(Rows from a figure dataset)
· · · · ·

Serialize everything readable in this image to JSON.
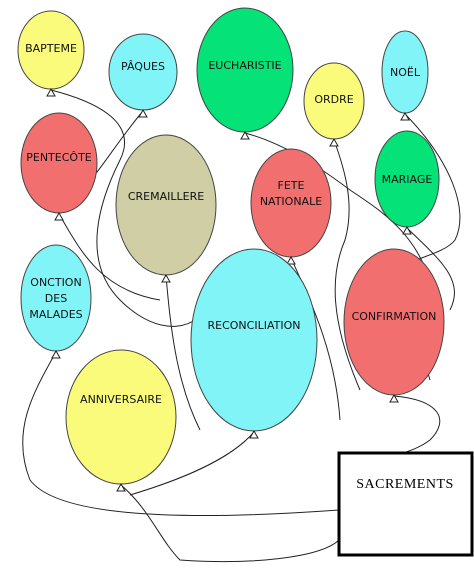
{
  "colors": {
    "yellow": "#fbfb7b",
    "cyan": "#80f4f7",
    "green": "#05e277",
    "red": "#f1706f",
    "khaki": "#cfcea5"
  },
  "target": {
    "label": "SACREMENTS"
  },
  "balloons": [
    {
      "id": "bapteme",
      "lines": [
        "BAPTEME"
      ],
      "color": "yellow"
    },
    {
      "id": "paques",
      "lines": [
        "PÂQUES"
      ],
      "color": "cyan"
    },
    {
      "id": "eucharistie",
      "lines": [
        "EUCHARISTIE"
      ],
      "color": "green"
    },
    {
      "id": "ordre",
      "lines": [
        "ORDRE"
      ],
      "color": "yellow"
    },
    {
      "id": "noel",
      "lines": [
        "NOËL"
      ],
      "color": "cyan"
    },
    {
      "id": "pentecote",
      "lines": [
        "PENTECÔTE"
      ],
      "color": "red"
    },
    {
      "id": "cremaillere",
      "lines": [
        "CREMAILLERE"
      ],
      "color": "khaki"
    },
    {
      "id": "fete-nationale",
      "lines": [
        "FETE",
        "NATIONALE"
      ],
      "color": "red"
    },
    {
      "id": "mariage",
      "lines": [
        "MARIAGE"
      ],
      "color": "green"
    },
    {
      "id": "onction-des-malades",
      "lines": [
        "ONCTION",
        "DES",
        "MALADES"
      ],
      "color": "cyan"
    },
    {
      "id": "reconciliation",
      "lines": [
        "RECONCILIATION"
      ],
      "color": "cyan"
    },
    {
      "id": "confirmation",
      "lines": [
        "CONFIRMATION"
      ],
      "color": "red"
    },
    {
      "id": "anniversaire",
      "lines": [
        "ANNIVERSAIRE"
      ],
      "color": "yellow"
    }
  ]
}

· · · · ·

## WORK TO BE COMPLETED
Quote in full the listing given above; the images are to be left out.

## FULL RESPONSE
Serialize everything readable in this image to JSON.
{
  "colors": {
    "yellow": "#fbfb7b",
    "cyan": "#80f4f7",
    "green": "#05e277",
    "red": "#f1706f",
    "khaki": "#cfcea5"
  },
  "target": {
    "label": "SACREMENTS"
  },
  "balloons": [
    {
      "id": "bapteme",
      "lines": [
        "BAPTEME"
      ],
      "color": "yellow"
    },
    {
      "id": "paques",
      "lines": [
        "PÂQUES"
      ],
      "color": "cyan"
    },
    {
      "id": "eucharistie",
      "lines": [
        "EUCHARISTIE"
      ],
      "color": "green"
    },
    {
      "id": "ordre",
      "lines": [
        "ORDRE"
      ],
      "color": "yellow"
    },
    {
      "id": "noel",
      "lines": [
        "NOËL"
      ],
      "color": "cyan"
    },
    {
      "id": "pentecote",
      "lines": [
        "PENTECÔTE"
      ],
      "color": "red"
    },
    {
      "id": "cremaillere",
      "lines": [
        "CREMAILLERE"
      ],
      "color": "khaki"
    },
    {
      "id": "fete-nationale",
      "lines": [
        "FETE",
        "NATIONALE"
      ],
      "color": "red"
    },
    {
      "id": "mariage",
      "lines": [
        "MARIAGE"
      ],
      "color": "green"
    },
    {
      "id": "onction-des-malades",
      "lines": [
        "ONCTION",
        "DES",
        "MALADES"
      ],
      "color": "cyan"
    },
    {
      "id": "reconciliation",
      "lines": [
        "RECONCILIATION"
      ],
      "color": "cyan"
    },
    {
      "id": "confirmation",
      "lines": [
        "CONFIRMATION"
      ],
      "color": "red"
    },
    {
      "id": "anniversaire",
      "lines": [
        "ANNIVERSAIRE"
      ],
      "color": "yellow"
    }
  ]
}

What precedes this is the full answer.